Set out all of the lines below as a Markdown table with the columns "Index" and "Line", omitting blank lines and leaving out the pictures.

************

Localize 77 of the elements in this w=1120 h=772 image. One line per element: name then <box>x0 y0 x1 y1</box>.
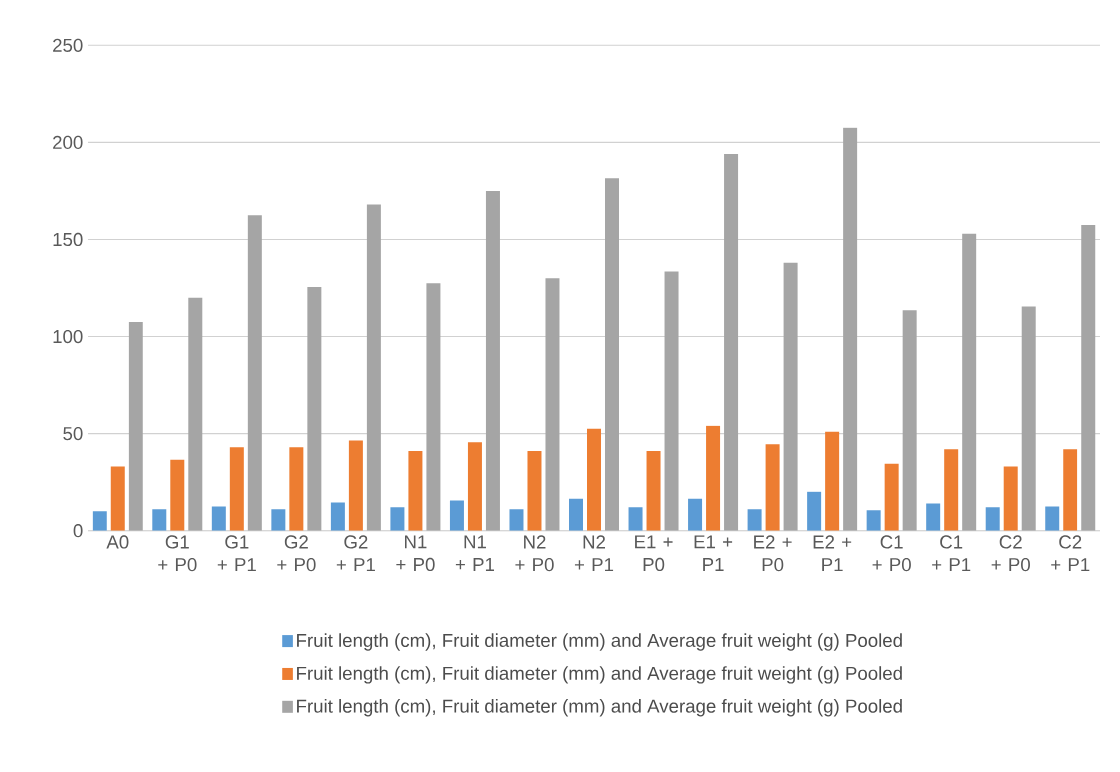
legend-label: Fruit length (cm), Fruit diameter (mm) and Average fruit weight (g) Pooled <box>297 666 902 684</box>
x-tick-label: E2 + P0 <box>754 535 792 572</box>
y-tick-label: 50 <box>63 426 83 441</box>
bar <box>545 278 560 531</box>
bar <box>926 503 941 531</box>
x-tick-label: A0 <box>106 535 129 549</box>
bar <box>688 498 703 531</box>
bar <box>289 447 304 531</box>
bar <box>884 463 899 531</box>
x-tick-label: G1 + P0 <box>158 535 197 572</box>
bar <box>1081 224 1096 531</box>
bar <box>408 451 423 531</box>
bar <box>902 310 917 531</box>
y-tick-label: 200 <box>53 135 83 150</box>
x-tick-label: G1 + P1 <box>217 535 256 572</box>
x-tick-label: C2 + P1 <box>1051 535 1090 572</box>
bar <box>724 154 739 531</box>
bar <box>706 425 721 531</box>
bar <box>92 511 107 531</box>
bar <box>152 509 167 531</box>
bar <box>527 451 542 531</box>
bar <box>509 509 524 531</box>
bar <box>426 283 441 531</box>
x-tick-label: E1 + P0 <box>635 535 673 572</box>
y-tick-label: 0 <box>73 524 83 538</box>
bar <box>944 449 959 531</box>
bar <box>330 502 345 531</box>
x-tick-label: C1 + P1 <box>932 535 971 572</box>
x-tick-label: G2 + P1 <box>336 535 375 572</box>
x-tick-label: E2 + P1 <box>813 535 852 572</box>
y-tick-label: 150 <box>53 232 83 247</box>
bar <box>807 491 822 531</box>
bar <box>747 509 762 531</box>
bar <box>307 287 322 531</box>
bar <box>825 431 840 531</box>
bar <box>587 428 602 531</box>
bar <box>188 297 203 531</box>
bar <box>485 190 500 531</box>
y-tick-label: 100 <box>53 329 83 344</box>
bar <box>1045 506 1060 531</box>
bar <box>1063 449 1078 531</box>
bar <box>843 127 858 531</box>
bar <box>211 506 226 531</box>
legend-label: Fruit length (cm), Fruit diameter (mm) and Average fruit weight (g) Pooled <box>297 633 902 651</box>
bar <box>866 510 881 531</box>
bar <box>128 321 143 531</box>
bar <box>449 500 464 531</box>
bar <box>962 233 977 531</box>
bar <box>664 271 679 531</box>
bar <box>1003 466 1018 531</box>
x-tick-label: C2 + P0 <box>991 535 1030 572</box>
bar <box>467 442 482 531</box>
x-tick-label: C1 + P0 <box>872 535 911 572</box>
legend-label: Fruit length (cm), Fruit diameter (mm) and Average fruit weight (g) Pooled <box>297 699 902 717</box>
bar <box>390 507 405 531</box>
bar <box>271 509 286 531</box>
bar <box>783 262 798 531</box>
bar <box>366 204 381 531</box>
bar <box>1021 306 1036 531</box>
bar <box>985 507 1000 531</box>
x-tick-label: N2 + P0 <box>515 535 554 572</box>
y-tick-label: 250 <box>53 38 83 52</box>
bar <box>765 444 780 531</box>
x-tick-label: E1 + P1 <box>694 535 733 571</box>
bar <box>229 447 244 531</box>
bar <box>646 451 661 531</box>
bar <box>348 440 363 531</box>
x-tick-label: N1 + P1 <box>455 535 495 571</box>
bar <box>605 178 620 531</box>
bar <box>110 466 125 531</box>
bar <box>628 507 643 531</box>
x-tick-label: N1 + P0 <box>396 535 435 572</box>
bar <box>569 498 584 531</box>
x-tick-label: G2 + P0 <box>277 535 316 572</box>
bar <box>170 459 185 531</box>
x-tick-label: N2 + P1 <box>574 535 614 572</box>
bar <box>247 215 262 531</box>
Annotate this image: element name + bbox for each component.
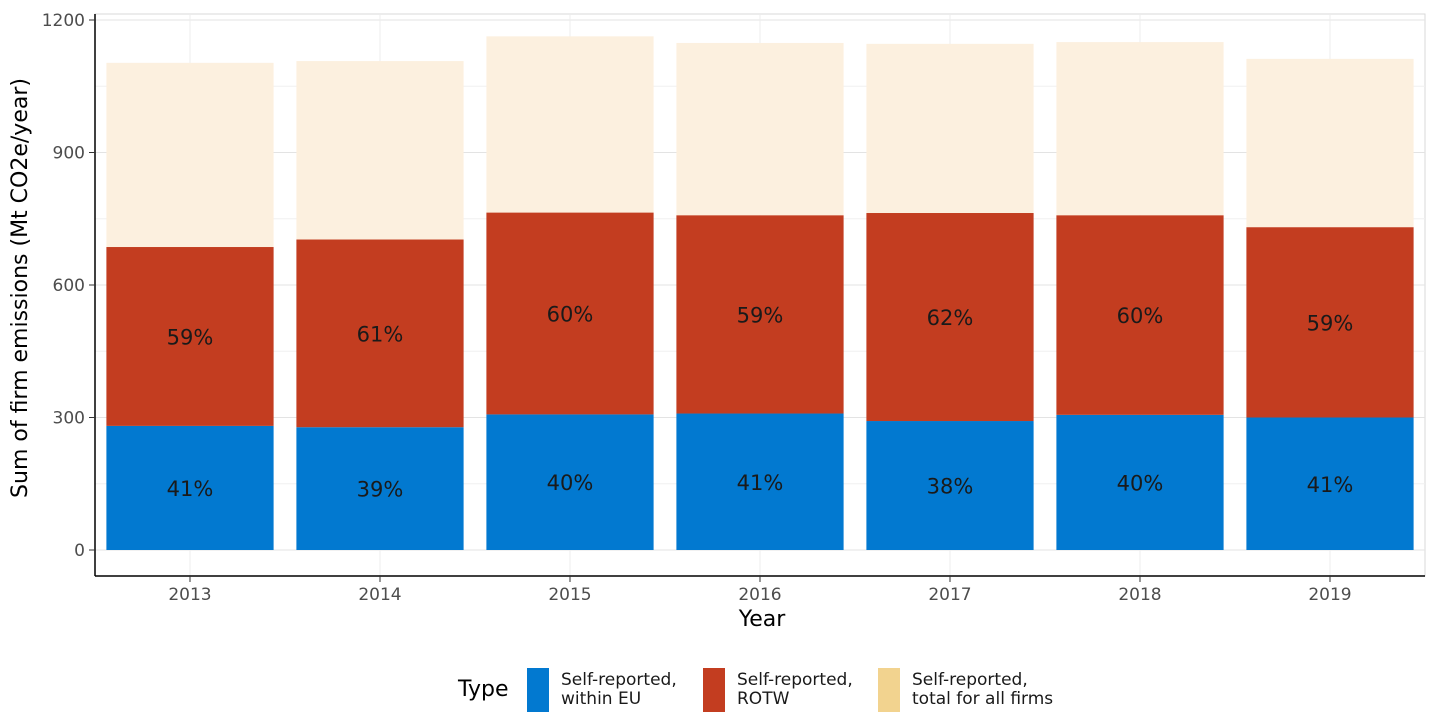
bar-labels: 41% 59% 39% 61% 40% 60% 41% 59% 38% 62% 40% 60% 41% 5…: [167, 302, 1354, 501]
x-tick-label: 2017: [928, 585, 971, 605]
legend-key: [527, 668, 549, 712]
legend-label: Self-reported,: [737, 670, 853, 690]
bar-segment: [1246, 417, 1414, 550]
x-tick-label: 2014: [358, 585, 401, 605]
bar-segment: [296, 61, 464, 240]
y-axis-ticks: 0 300 600 900 1200: [42, 11, 95, 561]
bar-segment: [676, 215, 844, 414]
data-label: 62%: [927, 306, 974, 330]
bar-segment: [106, 425, 274, 550]
data-label: 40%: [547, 471, 594, 495]
y-tick-label: 1200: [42, 11, 85, 31]
bars: [106, 36, 1414, 550]
y-axis-title: Sum of firm emissions (Mt CO2e/year): [8, 78, 33, 498]
bar-segment: [866, 421, 1034, 550]
legend-label: ROTW: [737, 689, 790, 709]
bar-segment: [1056, 215, 1224, 415]
bar-segment: [296, 427, 464, 550]
data-label: 61%: [357, 322, 404, 346]
bar-segment: [106, 247, 274, 426]
data-label: 38%: [927, 475, 974, 499]
bar-segment: [486, 36, 654, 213]
data-label: 60%: [1117, 304, 1164, 328]
bar-segment: [866, 43, 1034, 214]
bar-segment: [866, 213, 1034, 422]
bar-segment: [1056, 414, 1224, 550]
bar-segment: [676, 413, 844, 550]
data-label: 41%: [1307, 473, 1354, 497]
legend: Type Self-reported,within EUSelf-reporte…: [457, 668, 1053, 712]
x-tick-label: 2013: [168, 585, 211, 605]
y-tick-label: 0: [74, 541, 85, 561]
data-label: 41%: [737, 471, 784, 495]
bar-segment: [486, 212, 654, 415]
bar-segment: [296, 239, 464, 428]
legend-label: within EU: [561, 689, 641, 709]
x-tick-label: 2019: [1308, 585, 1351, 605]
x-tick-label: 2015: [548, 585, 591, 605]
legend-key: [703, 668, 725, 712]
x-axis-ticks: 2013 2014 2015 2016 2017 2018 2019: [168, 576, 1352, 605]
bar-segment: [1246, 58, 1414, 228]
data-label: 41%: [167, 477, 214, 501]
bar-segment: [1246, 227, 1414, 418]
data-label: 59%: [737, 303, 784, 327]
data-label: 59%: [1307, 311, 1354, 335]
legend-label: Self-reported,: [561, 670, 677, 690]
data-label: 39%: [357, 478, 404, 502]
y-tick-label: 900: [53, 144, 85, 164]
bar-segment: [1056, 42, 1224, 216]
data-label: 40%: [1117, 471, 1164, 495]
y-tick-label: 600: [53, 276, 85, 296]
y-tick-label: 300: [53, 409, 85, 429]
legend-key: [878, 668, 900, 712]
bar-segment: [106, 62, 274, 248]
legend-title: Type: [457, 677, 509, 702]
legend-label: total for all firms: [912, 689, 1053, 709]
x-axis-title: Year: [738, 607, 787, 632]
x-tick-label: 2016: [738, 585, 781, 605]
x-tick-label: 2018: [1118, 585, 1161, 605]
data-label: 60%: [547, 302, 594, 326]
data-label: 59%: [167, 325, 214, 349]
legend-label: Self-reported,: [912, 670, 1028, 690]
bar-segment: [486, 414, 654, 550]
bar-segment: [676, 42, 844, 216]
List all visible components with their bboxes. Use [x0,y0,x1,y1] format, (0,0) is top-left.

************

# Reply:
| Index | Line |
|---|---|
| 1 | Localize 77 of the elements in this w=1120 h=772 image. One line per element: name then <box>x0 y0 x1 y1</box>. |
| 2 | legend-label: Fruit length (cm), Fruit diameter (mm) and Average fruit weight (g) Pooled <box>297 666 902 684</box> |
| 3 | x-tick-label: E2 + P0 <box>754 535 792 572</box> |
| 4 | y-tick-label: 50 <box>63 426 83 441</box> |
| 5 | bar <box>545 278 560 531</box> |
| 6 | bar <box>926 503 941 531</box> |
| 7 | x-tick-label: A0 <box>106 535 129 549</box> |
| 8 | bar <box>688 498 703 531</box> |
| 9 | bar <box>289 447 304 531</box> |
| 10 | bar <box>884 463 899 531</box> |
| 11 | x-tick-label: G1 + P0 <box>158 535 197 572</box> |
| 12 | bar <box>1081 224 1096 531</box> |
| 13 | bar <box>408 451 423 531</box> |
| 14 | bar <box>902 310 917 531</box> |
| 15 | y-tick-label: 200 <box>53 135 83 150</box> |
| 16 | x-tick-label: G1 + P1 <box>217 535 256 572</box> |
| 17 | x-tick-label: C2 + P1 <box>1051 535 1090 572</box> |
| 18 | bar <box>724 154 739 531</box> |
| 19 | bar <box>706 425 721 531</box> |
| 20 | bar <box>92 511 107 531</box> |
| 21 | bar <box>152 509 167 531</box> |
| 22 | bar <box>527 451 542 531</box> |
| 23 | bar <box>509 509 524 531</box> |
| 24 | bar <box>426 283 441 531</box> |
| 25 | x-tick-label: E1 + P0 <box>635 535 673 572</box> |
| 26 | y-tick-label: 0 <box>73 524 83 538</box> |
| 27 | bar <box>944 449 959 531</box> |
| 28 | bar <box>330 502 345 531</box> |
| 29 | x-tick-label: C1 + P1 <box>932 535 971 572</box> |
| 30 | x-tick-label: G2 + P1 <box>336 535 375 572</box> |
| 31 | x-tick-label: E2 + P1 <box>813 535 852 572</box> |
| 32 | y-tick-label: 150 <box>53 232 83 247</box> |
| 33 | bar <box>807 491 822 531</box> |
| 34 | bar <box>747 509 762 531</box> |
| 35 | bar <box>307 287 322 531</box> |
| 36 | bar <box>825 431 840 531</box> |
| 37 | bar <box>587 428 602 531</box> |
| 38 | bar <box>188 297 203 531</box> |
| 39 | bar <box>485 190 500 531</box> |
| 40 | y-tick-label: 100 <box>53 329 83 344</box> |
| 41 | bar <box>1045 506 1060 531</box> |
| 42 | bar <box>1063 449 1078 531</box> |
| 43 | bar <box>843 127 858 531</box> |
| 44 | bar <box>211 506 226 531</box> |
| 45 | legend-label: Fruit length (cm), Fruit diameter (mm) and Average fruit weight (g) Pooled <box>297 633 902 651</box> |
| 46 | bar <box>866 510 881 531</box> |
| 47 | bar <box>128 321 143 531</box> |
| 48 | bar <box>449 500 464 531</box> |
| 49 | bar <box>962 233 977 531</box> |
| 50 | bar <box>664 271 679 531</box> |
| 51 | bar <box>1003 466 1018 531</box> |
| 52 | x-tick-label: C2 + P0 <box>991 535 1030 572</box> |
| 53 | bar <box>467 442 482 531</box> |
| 54 | x-tick-label: C1 + P0 <box>872 535 911 572</box> |
| 55 | legend-label: Fruit length (cm), Fruit diameter (mm) and Average fruit weight (g) Pooled <box>297 699 902 717</box> |
| 56 | bar <box>390 507 405 531</box> |
| 57 | bar <box>271 509 286 531</box> |
| 58 | bar <box>783 262 798 531</box> |
| 59 | bar <box>366 204 381 531</box> |
| 60 | bar <box>1021 306 1036 531</box> |
| 61 | bar <box>985 507 1000 531</box> |
| 62 | x-tick-label: N2 + P0 <box>515 535 554 572</box> |
| 63 | y-tick-label: 250 <box>53 38 83 52</box> |
| 64 | bar <box>765 444 780 531</box> |
| 65 | x-tick-label: E1 + P1 <box>694 535 733 571</box> |
| 66 | bar <box>229 447 244 531</box> |
| 67 | bar <box>646 451 661 531</box> |
| 68 | bar <box>348 440 363 531</box> |
| 69 | x-tick-label: N1 + P1 <box>455 535 495 571</box> |
| 70 | bar <box>605 178 620 531</box> |
| 71 | bar <box>110 466 125 531</box> |
| 72 | bar <box>628 507 643 531</box> |
| 73 | x-tick-label: N1 + P0 <box>396 535 435 572</box> |
| 74 | bar <box>569 498 584 531</box> |
| 75 | x-tick-label: G2 + P0 <box>277 535 316 572</box> |
| 76 | bar <box>170 459 185 531</box> |
| 77 | x-tick-label: N2 + P1 <box>574 535 614 572</box> |
| 78 | bar <box>247 215 262 531</box> |
| 79 | Annotate this image: element name + bbox for each component. |
| 80 | bar-labels: 41% 59% 39% 61% 40% 60% 41% 59% 38% 62% 40% 60% 41% 5…: [167, 302, 1354, 501] |
| 81 | x-tick-label: 2017: [928, 585, 971, 605] |
| 82 | legend-key: [527, 668, 549, 712] |
| 83 | legend-label: Self-reported,: [737, 670, 853, 690] |
| 84 | bar-segment: [1246, 417, 1414, 550] |
| 85 | x-tick-label: 2014: [358, 585, 401, 605] |
| 86 | bar-segment: [296, 61, 464, 240] |
| 87 | y-axis-ticks: 0 300 600 900 1200: [42, 11, 95, 561] |
| 88 | bar-segment: [676, 215, 844, 414] |
| 89 | data-label: 62%: [927, 306, 974, 330] |
| 90 | bar-segment: [106, 425, 274, 550] |
| 91 | data-label: 40%: [547, 471, 594, 495] |
| 92 | y-tick-label: 1200: [42, 11, 85, 31] |
| 93 | bars: [106, 36, 1414, 550] |
| 94 | y-axis-title: Sum of firm emissions (Mt CO2e/year): [8, 78, 33, 498] |
| 95 | bar-segment: [866, 421, 1034, 550] |
| 96 | legend-label: ROTW: [737, 689, 790, 709] |
| 97 | bar-segment: [1056, 215, 1224, 415] |
| 98 | bar-segment: [296, 427, 464, 550] |
| 99 | data-label: 61%: [357, 322, 404, 346] |
| 100 | bar-segment: [106, 247, 274, 426] |
| 101 | data-label: 38%: [927, 475, 974, 499] |
| 102 | bar-segment: [486, 36, 654, 213] |
| 103 | data-label: 60%: [1117, 304, 1164, 328] |
| 104 | bar-segment: [866, 43, 1034, 214] |
| 105 | bar-segment: [866, 213, 1034, 422] |
| 106 | bar-segment: [1056, 414, 1224, 550] |
| 107 | bar-segment: [676, 413, 844, 550] |
| 108 | data-label: 41%: [1307, 473, 1354, 497] |
| 109 | legend: Type Self-reported,within EUSelf-reporte…: [457, 668, 1053, 712] |
| 110 | x-tick-label: 2013: [168, 585, 211, 605] |
| 111 | y-tick-label: 0: [74, 541, 85, 561] |
| 112 | data-label: 41%: [737, 471, 784, 495] |
| 113 | bar-segment: [486, 212, 654, 415] |
| 114 | bar-segment: [296, 239, 464, 428] |
| 115 | legend-label: within EU: [561, 689, 641, 709] |
| 116 | x-tick-label: 2019: [1308, 585, 1351, 605] |
| 117 | x-tick-label: 2015: [548, 585, 591, 605] |
| 118 | legend-key: [703, 668, 725, 712] |
| 119 | x-axis-ticks: 2013 2014 2015 2016 2017 2018 2019: [168, 576, 1352, 605] |
| 120 | bar-segment: [1246, 58, 1414, 228] |
| 121 | data-label: 41%: [167, 477, 214, 501] |
| 122 | bar-segment: [1246, 227, 1414, 418] |
| 123 | data-label: 59%: [737, 303, 784, 327] |
| 124 | data-label: 59%: [1307, 311, 1354, 335] |
| 125 | legend-label: Self-reported,: [561, 670, 677, 690] |
| 126 | data-label: 39%: [357, 478, 404, 502] |
| 127 | y-tick-label: 900: [53, 144, 85, 164] |
| 128 | bar-segment: [1056, 42, 1224, 216] |
| 129 | data-label: 40%: [1117, 471, 1164, 495] |
| 130 | y-tick-label: 600: [53, 276, 85, 296] |
| 131 | y-tick-label: 300: [53, 409, 85, 429] |
| 132 | legend-key: [878, 668, 900, 712] |
| 133 | bar-segment: [106, 62, 274, 248] |
| 134 | legend-title: Type: [457, 677, 509, 702] |
| 135 | legend-label: total for all firms: [912, 689, 1053, 709] |
| 136 | x-axis-title: Year: [738, 607, 787, 632] |
| 137 | x-tick-label: 2016: [738, 585, 781, 605] |
| 138 | x-tick-label: 2018: [1118, 585, 1161, 605] |
| 139 | data-label: 60%: [547, 302, 594, 326] |
| 140 | data-label: 59%: [167, 325, 214, 349] |
| 141 | legend-label: Self-reported,: [912, 670, 1028, 690] |
| 142 | bar-segment: [486, 414, 654, 550] |
| 143 | bar-segment: [676, 42, 844, 216] |
| 144 | List all visible components with their bboxes. Use [x0,y0,x1,y1] format, (0,0) is top-left. |